» **DIRECTIONS**: Using the data below, copy each line that includes the word "Windows".

[Entries from a visual dataset]
+++++
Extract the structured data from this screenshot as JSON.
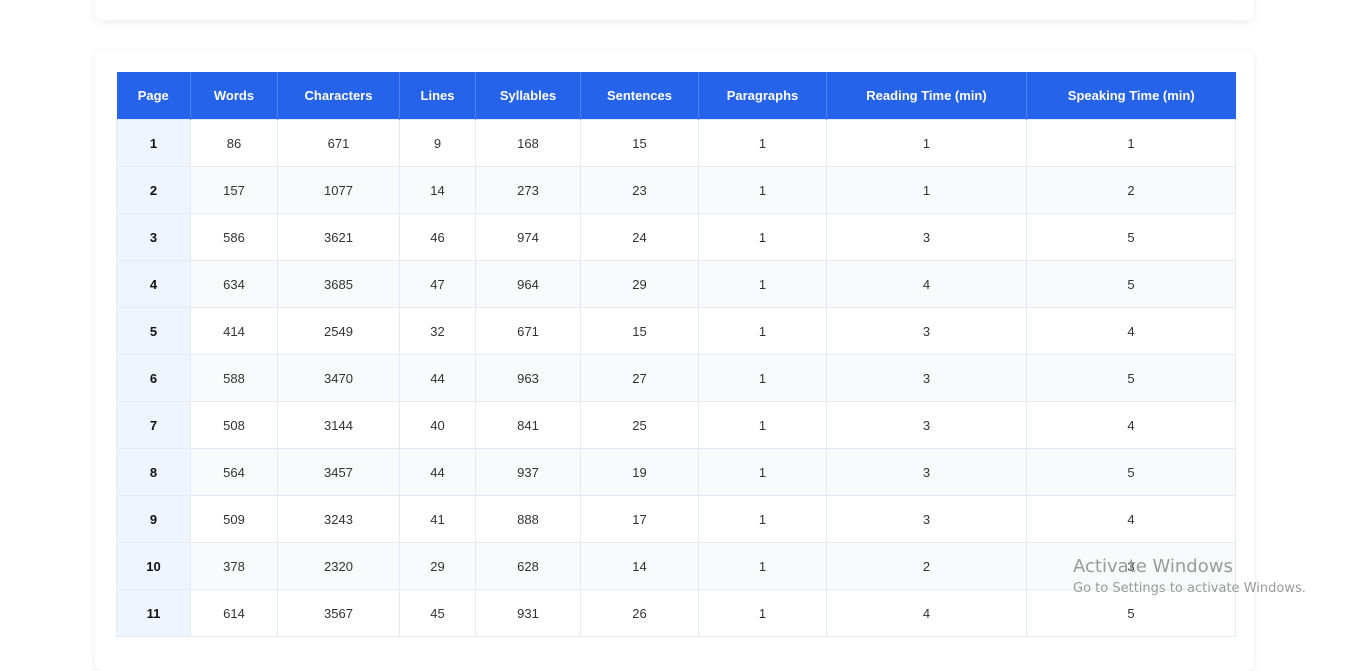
{
  "table": {
    "headers": [
      "Page",
      "Words",
      "Characters",
      "Lines",
      "Syllables",
      "Sentences",
      "Paragraphs",
      "Reading Time (min)",
      "Speaking Time (min)"
    ],
    "rows": [
      [
        "1",
        "86",
        "671",
        "9",
        "168",
        "15",
        "1",
        "1",
        "1"
      ],
      [
        "2",
        "157",
        "1077",
        "14",
        "273",
        "23",
        "1",
        "1",
        "2"
      ],
      [
        "3",
        "586",
        "3621",
        "46",
        "974",
        "24",
        "1",
        "3",
        "5"
      ],
      [
        "4",
        "634",
        "3685",
        "47",
        "964",
        "29",
        "1",
        "4",
        "5"
      ],
      [
        "5",
        "414",
        "2549",
        "32",
        "671",
        "15",
        "1",
        "3",
        "4"
      ],
      [
        "6",
        "588",
        "3470",
        "44",
        "963",
        "27",
        "1",
        "3",
        "5"
      ],
      [
        "7",
        "508",
        "3144",
        "40",
        "841",
        "25",
        "1",
        "3",
        "4"
      ],
      [
        "8",
        "564",
        "3457",
        "44",
        "937",
        "19",
        "1",
        "3",
        "5"
      ],
      [
        "9",
        "509",
        "3243",
        "41",
        "888",
        "17",
        "1",
        "3",
        "4"
      ],
      [
        "10",
        "378",
        "2320",
        "29",
        "628",
        "14",
        "1",
        "2",
        "3"
      ],
      [
        "11",
        "614",
        "3567",
        "45",
        "931",
        "26",
        "1",
        "4",
        "5"
      ]
    ]
  },
  "watermark": {
    "title": "Activate Windows",
    "subtitle": "Go to Settings to activate Windows."
  },
  "colors": {
    "header_bg": "#2563eb",
    "page_col_bg": "#eef5ff",
    "stripe_bg": "#f8fafc"
  }
}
+++++
» **SOLUTION**:
    "title": "Activate Windows",
    "subtitle": "Go to Settings to activate Windows."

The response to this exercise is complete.